■ **THE EXERCISE**: In the material below, identify each line bearing the word "поставили". Reproduce those lines.

■ **EXTRACTED MATERIAL**:

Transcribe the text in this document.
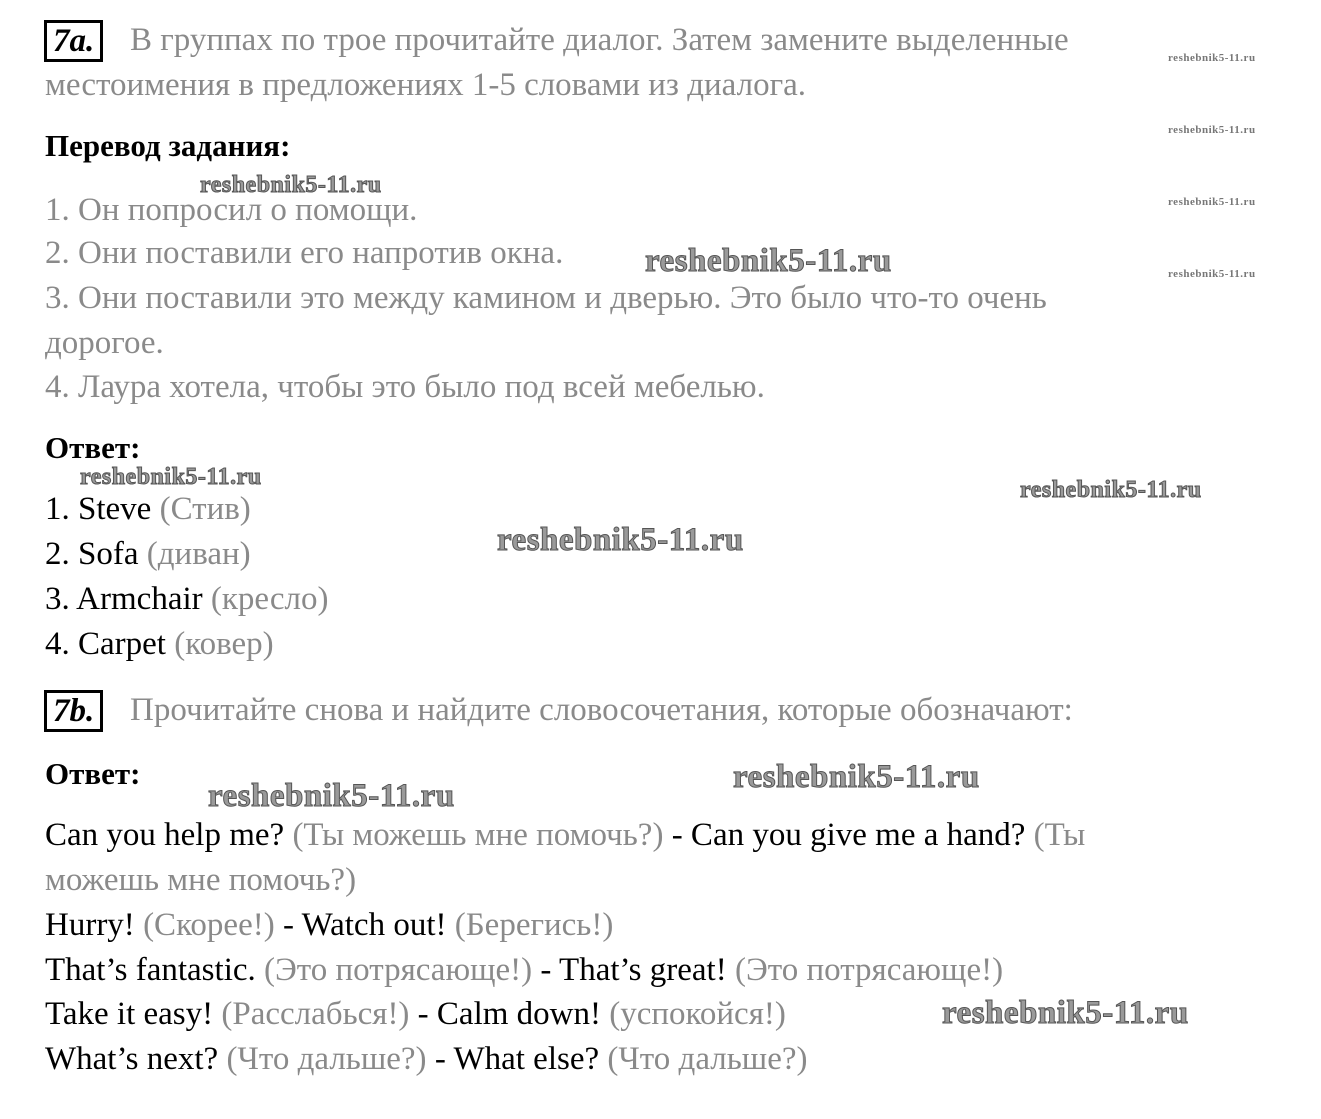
7a. В группах по трое прочитайте диалог. Затем замените выделенные
местоимения в предложениях 1-5 словами из диалога.
Перевод задания:
1. Он попросил о помощи.
2. Они поставили его напротив окна.
3. Они поставили это между камином и дверью. Это было что-то очень
дорогое.
4. Лаура хотела, чтобы это было под всей мебелью.
Ответ:
1. Steve (Стив)
2. Sofa (диван)
3. Armchair (кресло)
4. Carpet (ковер)
7b. Прочитайте снова и найдите словосочетания, которые обозначают:
Ответ:
Can you help me? (Ты можешь мне помочь?) - Can you give me a hand? (Ты
можешь мне помочь?)
Hurry! (Скорее!) - Watch out! (Берегись!)
That’s fantastic. (Это потрясающе!) - That’s great! (Это потрясающе!)
Take it easy! (Расслабься!) - Calm down! (успокойся!)
What’s next? (Что дальше?) - What else? (Что дальше?)
reshebnik5-11.ru
reshebnik5-11.ru
reshebnik5-11.ru
reshebnik5-11.ru
reshebnik5-11.ru
reshebnik5-11.ru
reshebnik5-11.ru	reshebnik5-11.ru
reshebnik5-11.ru
reshebnik5-11.ru
reshebnik5-11.ru
reshebnik5-11.ru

■ **FULL OUTPUT**:
2. Они поставили его напротив окна.
3. Они поставили это между камином и дверью. Это было что-то очень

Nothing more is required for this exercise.